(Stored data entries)
· · ·

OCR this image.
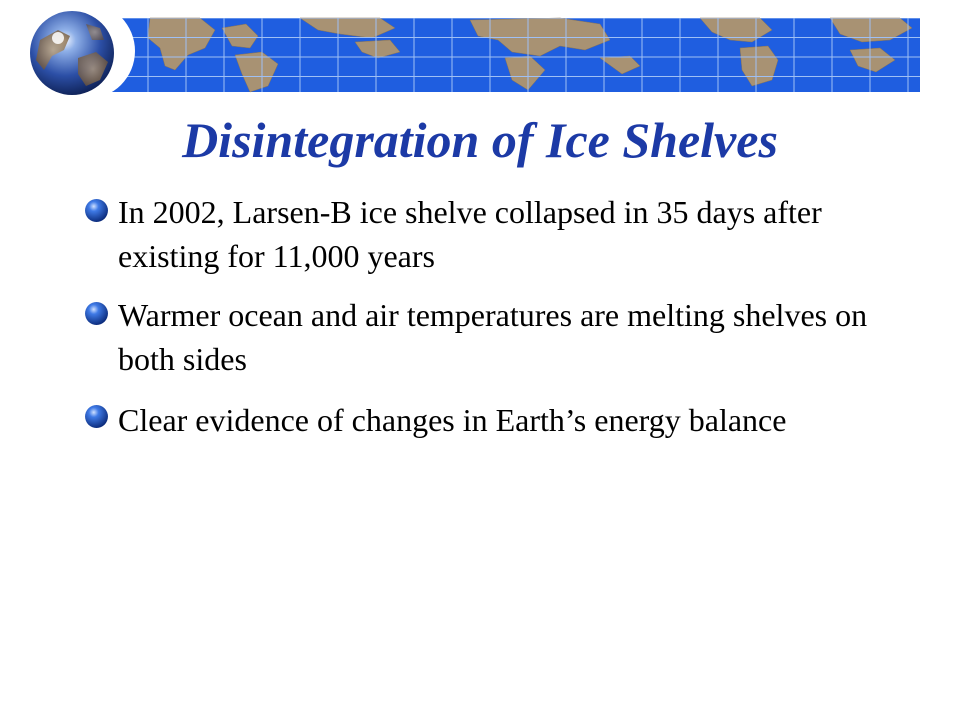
Disintegration of Ice Shelves
In 2002, Larsen-B ice shelve collapsed in 35 days after existing for 11,000 years
Warmer ocean and air temperatures are melting shelves on both sides
Clear evidence of changes in Earth’s energy balance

· · ·

# What to produce:
Reproduce the material above in full and without alteration, but skip all pictures.

# Complete response:
OCR this image.
Disintegration of Ice Shelves
In 2002, Larsen-B ice shelve collapsed in 35 days after existing for 11,000 years
Warmer ocean and air temperatures are melting shelves on both sides
Clear evidence of changes in Earth’s energy balance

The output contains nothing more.